(Stored entries)
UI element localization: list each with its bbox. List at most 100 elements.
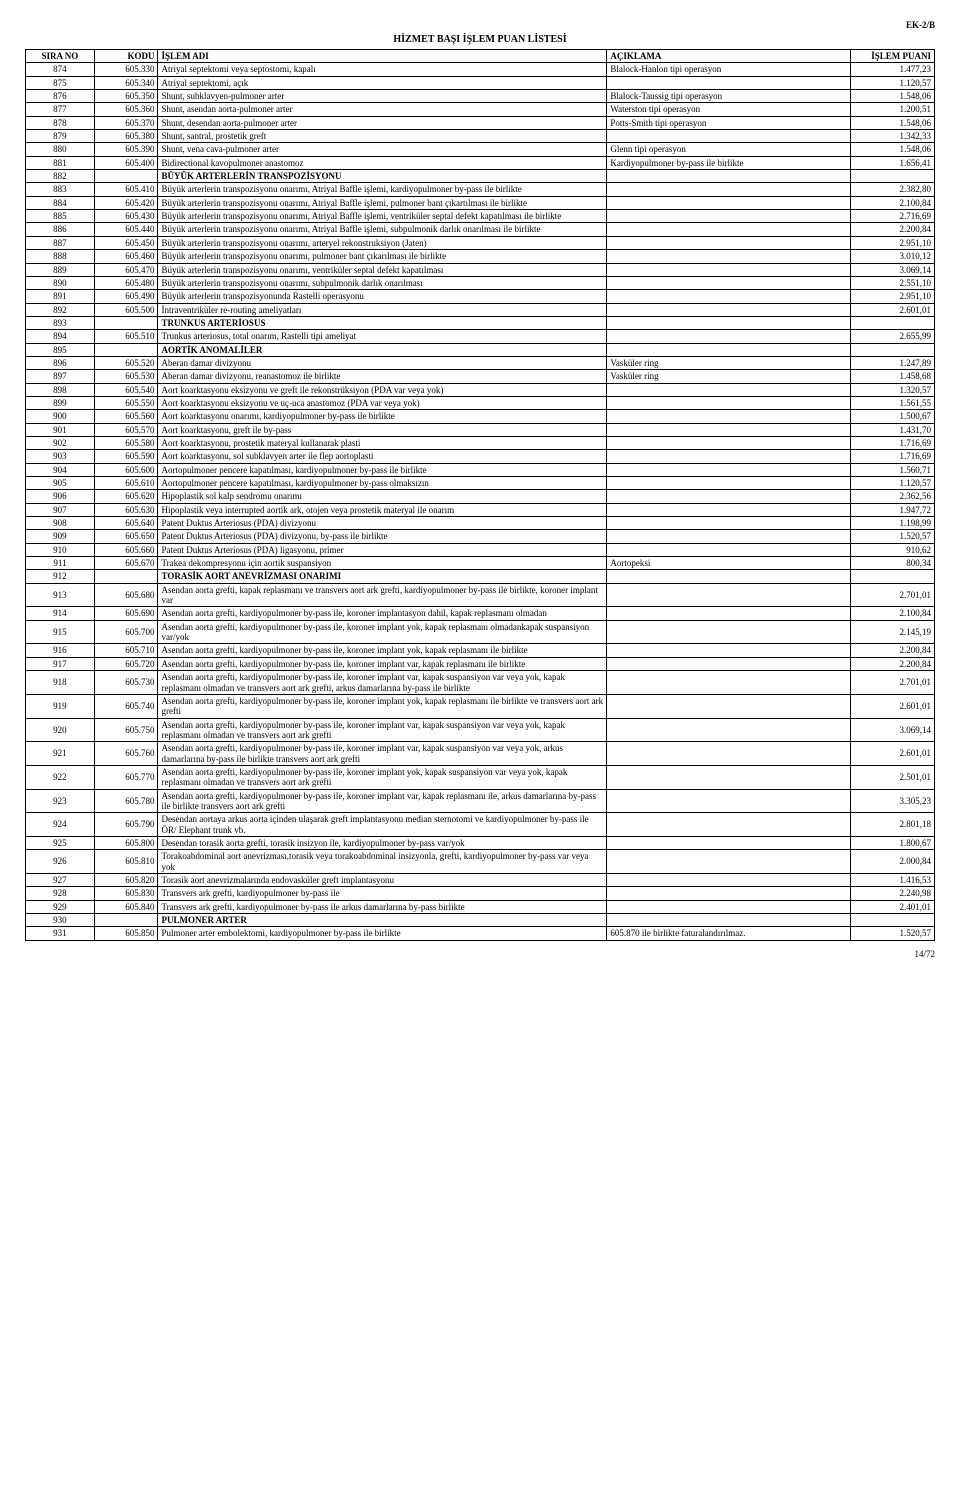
cell-adi: Hipoplastik sol kalp sendromu onarımı <box>158 490 607 503</box>
cell-adi: Asendan aorta grefti, kardiyopulmoner by… <box>158 644 607 657</box>
cell-sira: 928 <box>26 887 95 900</box>
cell-sira: 917 <box>26 657 95 670</box>
cell-kodu: 605.780 <box>94 789 158 813</box>
cell-puan <box>850 170 934 183</box>
cell-adi: Asendan aorta grefti, kardiyopulmoner by… <box>158 742 607 766</box>
cell-aciklama <box>607 503 850 516</box>
table-row: 926605.810Torakoabdominal aort anevrizma… <box>26 850 935 874</box>
cell-adi: Asendan aorta grefti, kardiyopulmoner by… <box>158 765 607 789</box>
cell-puan: 2.100,84 <box>850 607 934 620</box>
cell-kodu: 605.770 <box>94 765 158 789</box>
table-row: 903605.590Aort koarktasyonu, sol subklav… <box>26 450 935 463</box>
cell-adi: Torakoabdominal aort anevrizması,torasik… <box>158 850 607 874</box>
table-row: 914605.690Asendan aorta grefti, kardiyop… <box>26 607 935 620</box>
cell-aciklama <box>607 644 850 657</box>
cell-kodu: 605.580 <box>94 436 158 449</box>
table-row: 930PULMONER ARTER <box>26 914 935 927</box>
cell-adi: Trunkus arteriosus, total onarım, Rastel… <box>158 330 607 343</box>
cell-puan: 910,62 <box>850 543 934 556</box>
cell-sira: 909 <box>26 530 95 543</box>
cell-aciklama <box>607 316 850 329</box>
table-row: 919605.740Asendan aorta grefti, kardiyop… <box>26 694 935 718</box>
cell-aciklama <box>607 250 850 263</box>
cell-aciklama <box>607 490 850 503</box>
cell-aciklama: Aortopeksi <box>607 557 850 570</box>
cell-sira: 879 <box>26 130 95 143</box>
cell-aciklama <box>607 236 850 249</box>
cell-sira: 901 <box>26 423 95 436</box>
cell-sira: 890 <box>26 276 95 289</box>
cell-sira: 910 <box>26 543 95 556</box>
cell-adi: Büyük arterlerin transpozisyonu onarımı,… <box>158 183 607 196</box>
cell-sira: 924 <box>26 813 95 837</box>
table-row: 920605.750Asendan aorta grefti, kardiyop… <box>26 718 935 742</box>
cell-puan: 2.501,01 <box>850 765 934 789</box>
cell-kodu: 605.850 <box>94 927 158 940</box>
cell-kodu: 605.760 <box>94 742 158 766</box>
cell-puan: 1.561,55 <box>850 396 934 409</box>
cell-sira: 883 <box>26 183 95 196</box>
table-row: 924605.790Desendan aortaya arkus aorta i… <box>26 813 935 837</box>
cell-sira: 881 <box>26 156 95 169</box>
cell-puan: 2.601,01 <box>850 303 934 316</box>
cell-aciklama <box>607 410 850 423</box>
cell-aciklama: Vasküler ring <box>607 356 850 369</box>
cell-aciklama <box>607 330 850 343</box>
cell-aciklama <box>607 657 850 670</box>
cell-puan: 2.100,84 <box>850 196 934 209</box>
cell-kodu: 605.540 <box>94 383 158 396</box>
cell-sira: 900 <box>26 410 95 423</box>
table-row: 875605.340Atriyal septektomi, açık1.120,… <box>26 76 935 89</box>
cell-sira: 903 <box>26 450 95 463</box>
cell-aciklama <box>607 196 850 209</box>
table-row: 887605.450Büyük arterlerin transpozisyon… <box>26 236 935 249</box>
table-row: 888605.460Büyük arterlerin transpozisyon… <box>26 250 935 263</box>
table-row: 918605.730Asendan aorta grefti, kardiyop… <box>26 671 935 695</box>
table-row: 891605.490Büyük arterlerin transpozisyon… <box>26 290 935 303</box>
cell-aciklama <box>607 530 850 543</box>
cell-kodu: 605.790 <box>94 813 158 837</box>
cell-adi: Aort koarktasyonu onarımı, kardiyopulmon… <box>158 410 607 423</box>
cell-puan: 1.548,06 <box>850 143 934 156</box>
table-row: 896605.520Aberan damar divizyonuVasküler… <box>26 356 935 369</box>
cell-kodu: 605.470 <box>94 263 158 276</box>
page-footer: 14/72 <box>25 949 935 959</box>
cell-sira: 878 <box>26 116 95 129</box>
cell-kodu: 605.650 <box>94 530 158 543</box>
cell-aciklama <box>607 900 850 913</box>
cell-aciklama <box>607 850 850 874</box>
cell-puan: 1.198,99 <box>850 517 934 530</box>
cell-kodu <box>94 914 158 927</box>
cell-sira: 875 <box>26 76 95 89</box>
cell-sira: 889 <box>26 263 95 276</box>
table-row: 906605.620Hipoplastik sol kalp sendromu … <box>26 490 935 503</box>
table-row: 904605.600Aortopulmoner pencere kapatılm… <box>26 463 935 476</box>
cell-sira: 927 <box>26 874 95 887</box>
cell-adi: Shunt, desendan aorta-pulmoner arter <box>158 116 607 129</box>
cell-aciklama <box>607 303 850 316</box>
cell-adi: TRUNKUS ARTERİOSUS <box>158 316 607 329</box>
cell-kodu: 605.420 <box>94 196 158 209</box>
cell-aciklama <box>607 789 850 813</box>
table-row: 889605.470Büyük arterlerin transpozisyon… <box>26 263 935 276</box>
table-row: 912TORASİK AORT ANEVRİZMASI ONARIMI <box>26 570 935 583</box>
cell-adi: Transvers ark grefti, kardiyopulmoner by… <box>158 900 607 913</box>
cell-puan <box>850 316 934 329</box>
cell-puan: 1.716,69 <box>850 450 934 463</box>
cell-adi: Desendan aortaya arkus aorta içinden ula… <box>158 813 607 837</box>
cell-adi: Asendan aorta grefti, kardiyopulmoner by… <box>158 607 607 620</box>
cell-puan: 1.431,70 <box>850 423 934 436</box>
cell-aciklama <box>607 543 850 556</box>
cell-aciklama <box>607 210 850 223</box>
cell-aciklama <box>607 517 850 530</box>
cell-sira: 914 <box>26 607 95 620</box>
cell-sira: 891 <box>26 290 95 303</box>
cell-kodu: 605.820 <box>94 874 158 887</box>
table-row: 874605.330Atriyal septektomi veya septos… <box>26 63 935 76</box>
cell-aciklama: Blalock-Hanlon tipi operasyon <box>607 63 850 76</box>
cell-adi: Shunt, vena cava-pulmoner arter <box>158 143 607 156</box>
cell-sira: 896 <box>26 356 95 369</box>
cell-sira: 929 <box>26 900 95 913</box>
cell-aciklama <box>607 276 850 289</box>
table-row: 909605.650Patent Duktus Arteriosus (PDA)… <box>26 530 935 543</box>
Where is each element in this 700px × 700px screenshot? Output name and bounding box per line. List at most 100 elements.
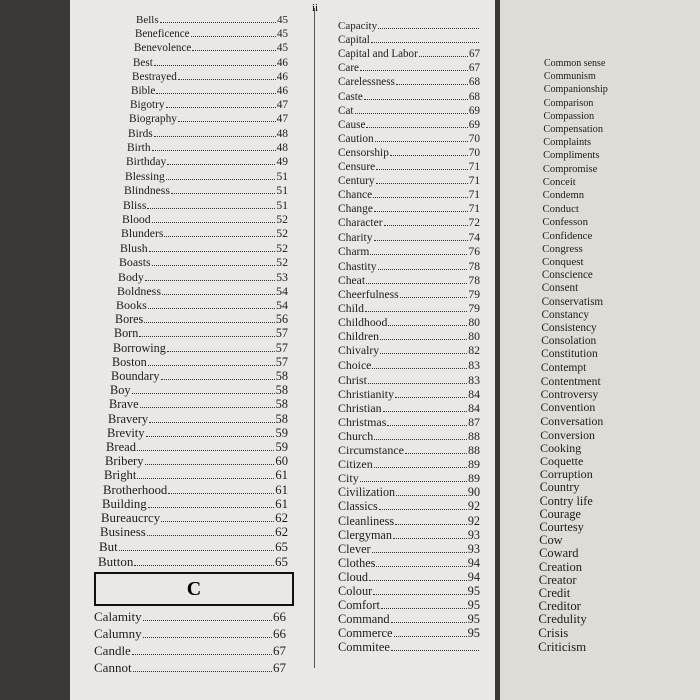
entry-page: 67 [468, 62, 480, 75]
dot-leader [167, 164, 276, 165]
index-entry: Blindness 51 [124, 184, 288, 197]
entry-term: Boldness [117, 283, 162, 298]
entry-term: Bigotry [130, 99, 165, 112]
index-entry: Credulity [538, 612, 586, 627]
entry-page: 49 [276, 156, 288, 168]
dot-leader [395, 84, 468, 86]
entry-term: Blessing [125, 170, 165, 184]
index-entry: Crisis [538, 626, 568, 641]
entry-page: 46 [276, 85, 288, 97]
dot-leader [376, 565, 467, 567]
index-entry: Capital [338, 34, 480, 46]
index-entry: Church 88 [338, 429, 480, 444]
entry-page: 71 [468, 189, 480, 202]
index-entry: Coward [539, 546, 578, 561]
index-entry: Boy 58 [110, 383, 288, 398]
entry-term: Calamity [94, 609, 142, 624]
index-entry: Clothes 94 [338, 556, 480, 571]
index-entry: Cat 69 [338, 105, 480, 117]
dot-leader [373, 211, 468, 213]
index-entry: Biography 47 [129, 113, 288, 125]
dot-leader [147, 308, 275, 309]
dot-leader [370, 253, 468, 255]
right-page: Common sense Communism Companionship Compar… [500, 0, 700, 700]
index-entry: Cannot 67 [94, 660, 286, 676]
entry-page: 48 [276, 141, 288, 154]
index-entry: Blush 52 [120, 241, 288, 256]
index-entry: Convention [541, 401, 596, 414]
index-entry: Bible 46 [131, 85, 288, 97]
index-entry: Bribery 60 [105, 454, 288, 469]
entry-term: Brave [109, 397, 139, 412]
entry-term: But [99, 539, 118, 555]
entry-term: Contry life [539, 493, 593, 508]
dot-leader [373, 467, 467, 469]
entry-term: Capital [338, 34, 370, 47]
entry-term: Christmas [338, 414, 387, 429]
index-entry: Candle 67 [94, 643, 286, 659]
entry-term: Bible [131, 85, 156, 97]
dot-leader [373, 594, 467, 595]
index-entry: Bores 56 [115, 312, 288, 327]
entry-term: Brotherhood [103, 482, 168, 497]
dot-leader [131, 654, 272, 655]
index-entry: Consolation [541, 335, 596, 347]
entry-page: 70 [468, 132, 480, 145]
dot-leader [159, 22, 276, 23]
entry-term: Century [338, 175, 375, 188]
dot-leader [144, 322, 275, 324]
index-entry: Boston 57 [112, 355, 288, 370]
dot-leader [374, 140, 468, 142]
entry-term: Compromise [542, 163, 598, 175]
entry-page: 65 [275, 553, 288, 569]
dot-leader [160, 379, 275, 380]
entry-term: Bread [106, 440, 136, 454]
entry-page: 80 [468, 330, 480, 344]
index-entry: Creation [539, 560, 582, 575]
dot-leader [151, 149, 276, 151]
dot-leader [418, 56, 468, 58]
index-entry: Brave 58 [109, 397, 288, 412]
entry-term: Creditor [538, 599, 581, 614]
dot-leader [373, 239, 468, 241]
dot-leader [373, 197, 468, 199]
index-entry: Complaints [543, 137, 591, 148]
index-entry: Courtesy [539, 520, 584, 535]
dot-leader [161, 521, 275, 522]
entry-page: 51 [276, 198, 288, 212]
dot-leader [134, 564, 274, 566]
entry-page: 57 [275, 326, 288, 341]
entry-page: 46 [276, 70, 288, 83]
entry-page: 47 [276, 99, 288, 112]
index-entry: Birth 48 [127, 142, 288, 154]
entry-term: Communism [543, 71, 596, 83]
entry-term: Consistency [541, 322, 597, 334]
index-entry: Courage [539, 507, 581, 522]
entry-page: 51 [276, 170, 288, 184]
entry-term: Blindness [124, 184, 170, 198]
entry-term: Country [539, 480, 580, 495]
dot-leader [144, 279, 276, 281]
entry-term: Condemn [542, 190, 585, 201]
entry-page: 60 [275, 454, 288, 469]
entry-page: 90 [467, 485, 480, 500]
entry-term: Christ [338, 372, 367, 387]
dot-leader [374, 438, 468, 440]
entry-page: 78 [468, 273, 480, 287]
dot-leader [148, 251, 276, 253]
entry-term: Consent [541, 282, 579, 295]
entry-term: Chivalry [338, 344, 380, 358]
dot-leader [165, 179, 276, 181]
index-entry: Bureaucrcy 62 [101, 511, 288, 526]
index-entry: Conservatism [542, 296, 604, 308]
index-entry: Circumstance 88 [338, 443, 480, 458]
entry-term: Business [100, 525, 146, 540]
entry-term: Blunders [121, 227, 164, 240]
index-entry: Blunders 52 [121, 227, 288, 241]
entry-page: 52 [276, 241, 288, 256]
index-entry: Consent [542, 282, 578, 294]
entry-page: 51 [276, 184, 288, 198]
entry-page: 58 [275, 383, 288, 398]
entry-term: Convention [540, 401, 596, 415]
dot-leader [147, 364, 275, 366]
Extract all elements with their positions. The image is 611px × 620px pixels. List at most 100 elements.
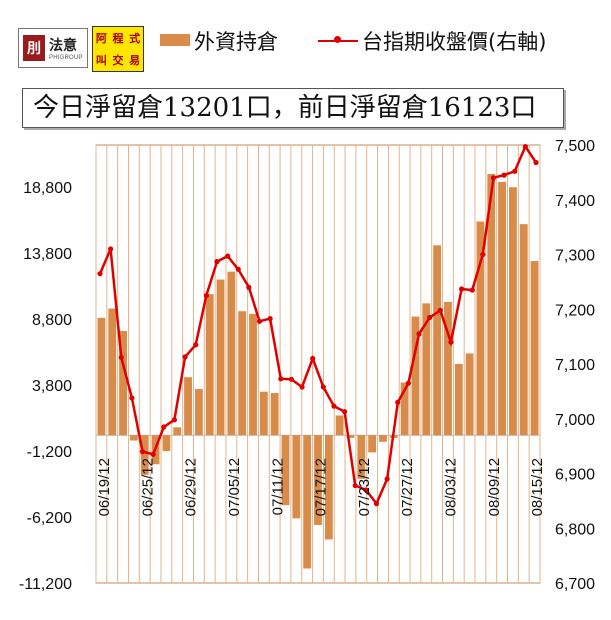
index-point: [458, 286, 465, 292]
bar: [335, 415, 344, 436]
x-tick-label: 06/19/12: [96, 458, 113, 516]
bar: [368, 435, 377, 453]
right-tick-label: 7,500: [555, 138, 595, 155]
index-point: [203, 292, 209, 299]
bar: [227, 271, 236, 436]
phigroup-logo: 刖 法意 PHIGROUP: [18, 28, 88, 68]
bar: [249, 313, 257, 436]
x-tick-label: 06/29/12: [183, 458, 200, 516]
index-point: [533, 159, 539, 166]
logo-char: 交: [112, 54, 124, 67]
bar: [259, 391, 268, 436]
bar: [140, 435, 149, 475]
bar: [205, 294, 214, 436]
index-point: [512, 168, 518, 174]
index-point: [405, 380, 411, 386]
bar: [487, 174, 496, 436]
x-tick-label: 08/09/12: [486, 458, 503, 516]
bar: [194, 389, 203, 436]
index-point: [214, 259, 220, 265]
bar: [216, 279, 225, 436]
index-point: [310, 355, 316, 362]
x-tick-label: 08/15/12: [529, 458, 546, 516]
x-tick-label: 07/11/12: [269, 458, 286, 515]
index-point: [171, 417, 178, 423]
index-point: [225, 253, 231, 259]
x-tick-label: 07/05/12: [226, 458, 243, 516]
x-tick-label: 06/25/12: [139, 458, 156, 516]
index-point: [384, 476, 390, 482]
bar: [108, 308, 117, 436]
bar: [433, 245, 442, 436]
index-point: [246, 284, 252, 290]
logo-char: 程: [112, 32, 124, 45]
bar: [465, 353, 474, 436]
index-point: [193, 342, 199, 348]
left-tick-label: -11,200: [19, 576, 72, 593]
bar: [498, 181, 507, 436]
logo-char: 式: [129, 32, 141, 45]
index-point: [416, 331, 422, 337]
x-tick-label: 07/17/12: [313, 458, 330, 516]
right-tick-label: 6,700: [555, 576, 595, 593]
logo-text: 法意: [49, 38, 77, 54]
x-tick-label: 07/23/12: [356, 458, 373, 516]
bar: [400, 382, 409, 436]
bar: [97, 317, 106, 436]
bar: [119, 331, 127, 436]
left-tick-label: 3,800: [32, 378, 72, 395]
bar: [519, 224, 528, 436]
logo-char: 易: [129, 54, 141, 67]
right-tick-label: 7,200: [555, 302, 595, 319]
bar: [346, 435, 355, 438]
logo-char: 阿: [95, 32, 107, 45]
bar: [379, 435, 387, 442]
left-tick-label: -1,200: [27, 444, 72, 461]
index-point: [501, 172, 507, 178]
bar: [129, 435, 138, 441]
bar: [162, 435, 171, 452]
index-point: [480, 251, 486, 258]
bar: [292, 435, 301, 519]
bar: [357, 435, 366, 479]
index-point: [490, 175, 497, 181]
index-point: [331, 403, 337, 409]
index-point: [182, 354, 188, 360]
index-point: [108, 246, 114, 252]
legend-bar-swatch: [160, 34, 190, 46]
index-point: [448, 339, 454, 345]
index-point: [299, 384, 305, 390]
right-tick-label: 7,100: [555, 357, 595, 374]
right-tick-label: 7,000: [555, 412, 595, 429]
bar: [324, 435, 333, 540]
logo-char: 叫: [95, 54, 107, 67]
index-point: [256, 318, 263, 324]
index-point: [267, 315, 273, 322]
bar: [454, 364, 463, 436]
index-point: [352, 482, 358, 489]
left-tick-label: 8,800: [32, 312, 72, 329]
left-tick-label: 18,800: [23, 180, 72, 197]
index-point: [129, 395, 135, 401]
index-point: [235, 266, 241, 272]
index-point: [427, 314, 433, 321]
bar: [184, 377, 192, 436]
right-tick-label: 7,300: [555, 248, 595, 265]
index-point: [150, 451, 156, 457]
bar: [476, 221, 485, 436]
legend-line-label: 台指期收盤價(右軸): [362, 30, 547, 54]
index-point: [278, 376, 284, 382]
index-point: [522, 144, 528, 150]
bar: [303, 435, 312, 569]
x-tick-label: 08/03/12: [443, 458, 460, 516]
logo-subtext: PHIGROUP: [49, 55, 83, 61]
bar: [422, 303, 431, 436]
index-point: [139, 449, 146, 455]
logo-mark: 刖: [23, 35, 45, 61]
index-point: [395, 399, 401, 405]
index-point: [341, 409, 348, 415]
index-point: [469, 287, 475, 293]
trading-logo: 阿 程 式 叫 交 易: [92, 26, 144, 72]
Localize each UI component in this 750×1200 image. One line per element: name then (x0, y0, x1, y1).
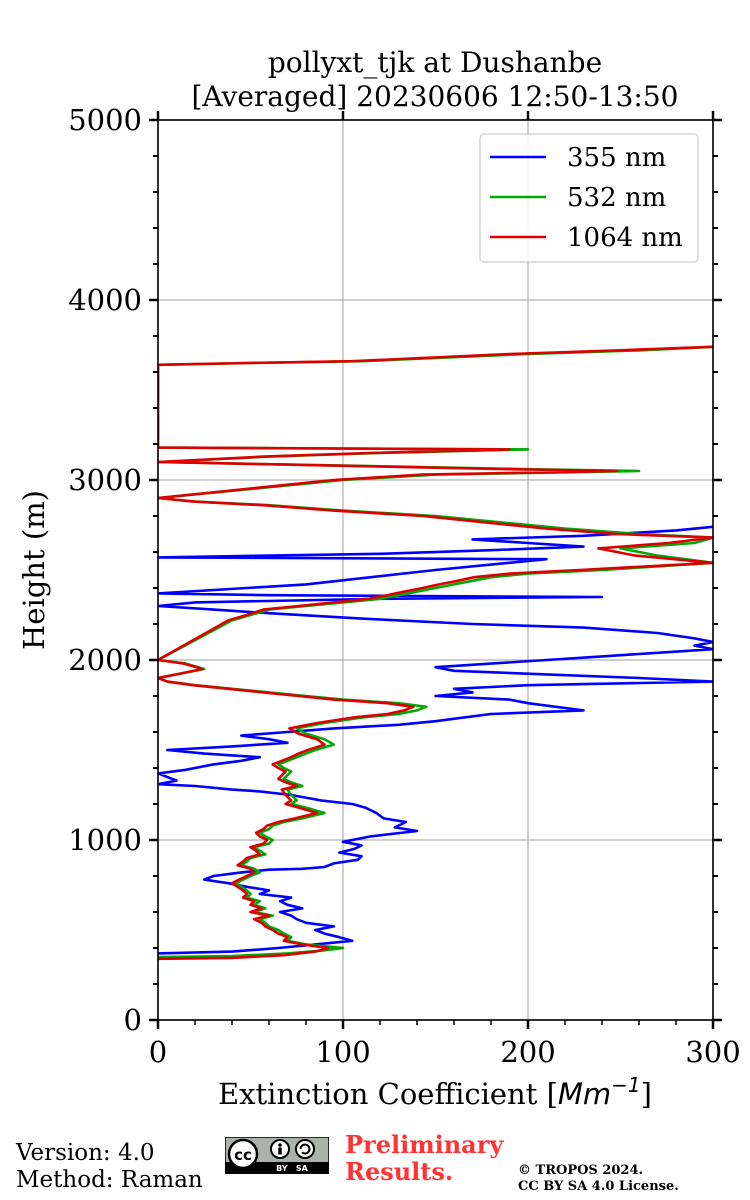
y-axis-label: Height (m) (17, 490, 51, 650)
y-tick-label: 1000 (68, 823, 142, 857)
x-axis-label-text: Extinction Coefficient [ (218, 1077, 558, 1111)
preliminary-label-line2: Results. (345, 1157, 454, 1186)
legend-box (479, 133, 699, 263)
cc-badge-terms: BY SA (276, 1164, 309, 1173)
x-tick-label: 100 (315, 1035, 370, 1069)
cc-license-badge: cc BY SA (225, 1137, 329, 1174)
preliminary-label-line1: Preliminary (345, 1130, 504, 1159)
x-tick-label: 300 (685, 1035, 740, 1069)
chart-title-line1: pollyxt_tjk at Dushanbe (268, 46, 602, 79)
x-tick-label: 200 (500, 1035, 555, 1069)
legend: 355 nm 532 nm 1064 nm (479, 133, 699, 263)
version-label: Version: 4.0 (16, 1140, 155, 1166)
legend-label: 1064 nm (567, 223, 683, 253)
series-layer (158, 345, 713, 961)
copyright-line2: CC BY SA 4.0 License. (518, 1179, 679, 1194)
x-tick-label: 0 (149, 1035, 167, 1069)
y-tick-label: 3000 (68, 463, 142, 497)
legend-label: 532 nm (567, 183, 666, 213)
y-tick-label: 2000 (68, 643, 142, 677)
x-axis-label: Extinction Coefficient [Mm−1] (218, 1073, 652, 1111)
extinction-chart: pollyxt_tjk at Dushanbe [Averaged] 20230… (17, 46, 741, 1111)
x-axis-label-unit: Mm (558, 1077, 611, 1111)
cc-icon-label: cc (234, 1146, 252, 1164)
chart-title-line2: [Averaged] 20230606 12:50-13:50 (192, 80, 679, 113)
y-tick-label: 5000 (68, 103, 142, 137)
y-tick-label: 0 (124, 1003, 142, 1037)
legend-label: 355 nm (567, 143, 666, 173)
x-axis-label-close: ] (641, 1077, 652, 1111)
plot-frame (157, 119, 714, 1021)
copyright-line1: © TROPOS 2024. (518, 1163, 644, 1178)
method-label: Method: Raman (16, 1167, 203, 1193)
y-tick-label: 4000 (68, 283, 142, 317)
sa-icon (295, 1139, 315, 1159)
series-line-355-nm (158, 525, 713, 955)
series-line-1064-nm (158, 345, 713, 961)
x-axis-label-exponent: −1 (611, 1073, 640, 1097)
cc-icon (227, 1138, 259, 1170)
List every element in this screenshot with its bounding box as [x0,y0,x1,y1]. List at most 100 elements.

▶ **Aim of the task**
Quote everything from the line containing "y-axis-label: Height (m) (17, 490, 51, 650)" down to the line containing "legend-box (479, 133, 699, 263)", both of those lines included, reproducing each one word for word.

▶ **Solution for this problem**
y-axis-label: Height (m) (17, 490, 51, 650)
y-tick-label: 1000 (68, 823, 142, 857)
x-axis-label-text: Extinction Coefficient [ (218, 1077, 558, 1111)
preliminary-label-line2: Results. (345, 1157, 454, 1186)
legend-box (479, 133, 699, 263)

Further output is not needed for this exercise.